* SET EXERCISE
Gather every line below where "ffffff" appears.

* DATA SUPPLIED
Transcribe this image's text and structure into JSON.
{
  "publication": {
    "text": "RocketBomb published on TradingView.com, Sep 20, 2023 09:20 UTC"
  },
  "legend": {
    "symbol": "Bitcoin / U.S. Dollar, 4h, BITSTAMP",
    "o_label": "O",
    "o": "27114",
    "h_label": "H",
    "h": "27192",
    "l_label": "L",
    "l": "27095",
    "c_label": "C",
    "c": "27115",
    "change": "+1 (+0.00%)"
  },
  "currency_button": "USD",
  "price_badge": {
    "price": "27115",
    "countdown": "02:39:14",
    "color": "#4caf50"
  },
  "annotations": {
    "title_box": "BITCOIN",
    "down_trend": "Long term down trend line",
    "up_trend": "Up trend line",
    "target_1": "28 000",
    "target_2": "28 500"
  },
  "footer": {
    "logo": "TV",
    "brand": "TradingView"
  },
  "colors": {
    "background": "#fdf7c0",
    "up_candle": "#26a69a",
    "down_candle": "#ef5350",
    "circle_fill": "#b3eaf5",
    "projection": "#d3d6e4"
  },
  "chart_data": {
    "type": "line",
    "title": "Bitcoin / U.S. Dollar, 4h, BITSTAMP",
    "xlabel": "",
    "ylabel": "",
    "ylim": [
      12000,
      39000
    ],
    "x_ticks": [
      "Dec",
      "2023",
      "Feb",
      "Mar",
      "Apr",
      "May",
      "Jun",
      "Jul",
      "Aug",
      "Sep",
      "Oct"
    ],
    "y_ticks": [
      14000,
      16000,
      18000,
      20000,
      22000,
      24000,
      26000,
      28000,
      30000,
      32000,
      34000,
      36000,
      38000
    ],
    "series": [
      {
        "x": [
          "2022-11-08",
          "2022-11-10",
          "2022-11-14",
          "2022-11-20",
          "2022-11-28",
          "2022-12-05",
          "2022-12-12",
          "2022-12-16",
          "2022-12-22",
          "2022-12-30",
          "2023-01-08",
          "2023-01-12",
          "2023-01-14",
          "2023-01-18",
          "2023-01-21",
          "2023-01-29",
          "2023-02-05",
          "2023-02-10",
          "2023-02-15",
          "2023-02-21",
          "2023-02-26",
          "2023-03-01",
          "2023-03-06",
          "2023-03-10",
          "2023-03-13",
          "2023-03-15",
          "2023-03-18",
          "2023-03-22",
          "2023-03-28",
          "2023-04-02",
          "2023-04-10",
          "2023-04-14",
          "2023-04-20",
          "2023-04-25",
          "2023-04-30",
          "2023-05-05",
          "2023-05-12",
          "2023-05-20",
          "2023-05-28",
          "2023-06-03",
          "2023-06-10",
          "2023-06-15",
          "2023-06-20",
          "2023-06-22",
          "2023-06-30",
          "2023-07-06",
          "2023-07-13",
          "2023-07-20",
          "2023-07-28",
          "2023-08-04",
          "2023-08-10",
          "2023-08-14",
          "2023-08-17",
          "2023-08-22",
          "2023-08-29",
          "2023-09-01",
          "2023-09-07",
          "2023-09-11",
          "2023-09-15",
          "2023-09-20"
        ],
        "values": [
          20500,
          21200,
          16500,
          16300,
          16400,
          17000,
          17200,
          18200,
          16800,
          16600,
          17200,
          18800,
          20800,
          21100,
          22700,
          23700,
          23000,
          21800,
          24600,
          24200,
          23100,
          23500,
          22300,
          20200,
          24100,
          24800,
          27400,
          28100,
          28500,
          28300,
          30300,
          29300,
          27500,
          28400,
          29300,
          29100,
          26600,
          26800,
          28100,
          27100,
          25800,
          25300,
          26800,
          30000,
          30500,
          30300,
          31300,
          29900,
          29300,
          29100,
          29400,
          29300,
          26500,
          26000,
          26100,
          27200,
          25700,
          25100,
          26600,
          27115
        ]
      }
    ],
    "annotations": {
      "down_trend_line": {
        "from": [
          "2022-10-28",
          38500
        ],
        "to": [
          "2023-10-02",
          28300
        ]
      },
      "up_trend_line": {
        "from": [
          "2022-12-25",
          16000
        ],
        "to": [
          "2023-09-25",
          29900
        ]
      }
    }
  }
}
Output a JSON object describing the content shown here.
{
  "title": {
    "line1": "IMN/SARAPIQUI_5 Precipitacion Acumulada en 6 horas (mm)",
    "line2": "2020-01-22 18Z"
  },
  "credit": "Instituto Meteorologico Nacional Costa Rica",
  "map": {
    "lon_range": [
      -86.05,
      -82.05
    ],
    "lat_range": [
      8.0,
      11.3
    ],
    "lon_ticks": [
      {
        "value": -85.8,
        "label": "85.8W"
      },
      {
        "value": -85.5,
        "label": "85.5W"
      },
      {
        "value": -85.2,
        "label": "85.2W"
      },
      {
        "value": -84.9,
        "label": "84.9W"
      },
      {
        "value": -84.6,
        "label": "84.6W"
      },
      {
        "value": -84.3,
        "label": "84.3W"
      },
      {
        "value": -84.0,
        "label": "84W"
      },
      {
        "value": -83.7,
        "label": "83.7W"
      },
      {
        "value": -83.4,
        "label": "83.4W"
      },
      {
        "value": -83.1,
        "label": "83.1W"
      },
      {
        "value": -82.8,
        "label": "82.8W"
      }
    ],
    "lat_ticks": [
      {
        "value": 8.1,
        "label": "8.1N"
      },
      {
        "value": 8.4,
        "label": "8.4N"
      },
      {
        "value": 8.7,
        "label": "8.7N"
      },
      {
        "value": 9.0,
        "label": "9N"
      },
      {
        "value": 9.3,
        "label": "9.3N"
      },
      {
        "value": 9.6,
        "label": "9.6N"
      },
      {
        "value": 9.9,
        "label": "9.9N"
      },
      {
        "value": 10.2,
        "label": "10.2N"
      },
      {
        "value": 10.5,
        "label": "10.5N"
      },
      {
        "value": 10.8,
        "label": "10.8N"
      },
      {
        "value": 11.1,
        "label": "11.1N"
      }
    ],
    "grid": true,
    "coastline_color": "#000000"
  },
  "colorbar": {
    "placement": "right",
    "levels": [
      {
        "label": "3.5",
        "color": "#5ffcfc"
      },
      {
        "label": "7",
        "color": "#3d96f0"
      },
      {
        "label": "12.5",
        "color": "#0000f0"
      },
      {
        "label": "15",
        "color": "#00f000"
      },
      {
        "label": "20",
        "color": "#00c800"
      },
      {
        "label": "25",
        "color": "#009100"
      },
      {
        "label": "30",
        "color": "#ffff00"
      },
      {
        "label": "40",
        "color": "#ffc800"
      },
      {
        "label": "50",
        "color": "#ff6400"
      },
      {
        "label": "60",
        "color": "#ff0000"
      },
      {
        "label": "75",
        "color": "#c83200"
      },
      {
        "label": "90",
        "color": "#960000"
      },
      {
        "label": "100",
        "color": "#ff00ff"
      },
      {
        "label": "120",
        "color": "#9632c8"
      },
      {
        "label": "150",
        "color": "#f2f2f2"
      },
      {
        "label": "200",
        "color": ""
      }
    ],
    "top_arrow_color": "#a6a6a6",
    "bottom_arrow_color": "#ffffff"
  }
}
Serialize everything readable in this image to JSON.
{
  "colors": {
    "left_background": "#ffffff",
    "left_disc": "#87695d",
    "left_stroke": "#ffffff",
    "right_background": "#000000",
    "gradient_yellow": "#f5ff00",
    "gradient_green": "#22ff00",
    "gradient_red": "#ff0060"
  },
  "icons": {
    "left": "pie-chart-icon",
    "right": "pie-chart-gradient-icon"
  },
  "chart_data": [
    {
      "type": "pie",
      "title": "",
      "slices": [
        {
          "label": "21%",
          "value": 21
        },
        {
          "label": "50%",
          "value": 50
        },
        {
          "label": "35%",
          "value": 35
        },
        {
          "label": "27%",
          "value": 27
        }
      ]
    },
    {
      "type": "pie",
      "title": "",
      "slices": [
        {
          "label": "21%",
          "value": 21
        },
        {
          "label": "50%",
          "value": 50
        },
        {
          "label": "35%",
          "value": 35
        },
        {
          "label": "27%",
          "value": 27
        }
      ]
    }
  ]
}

* SOLUTION TO THIS PROBLEM
    "bottom_arrow_color": "#ffffff"
    "left_background": "#ffffff",
    "left_stroke": "#ffffff",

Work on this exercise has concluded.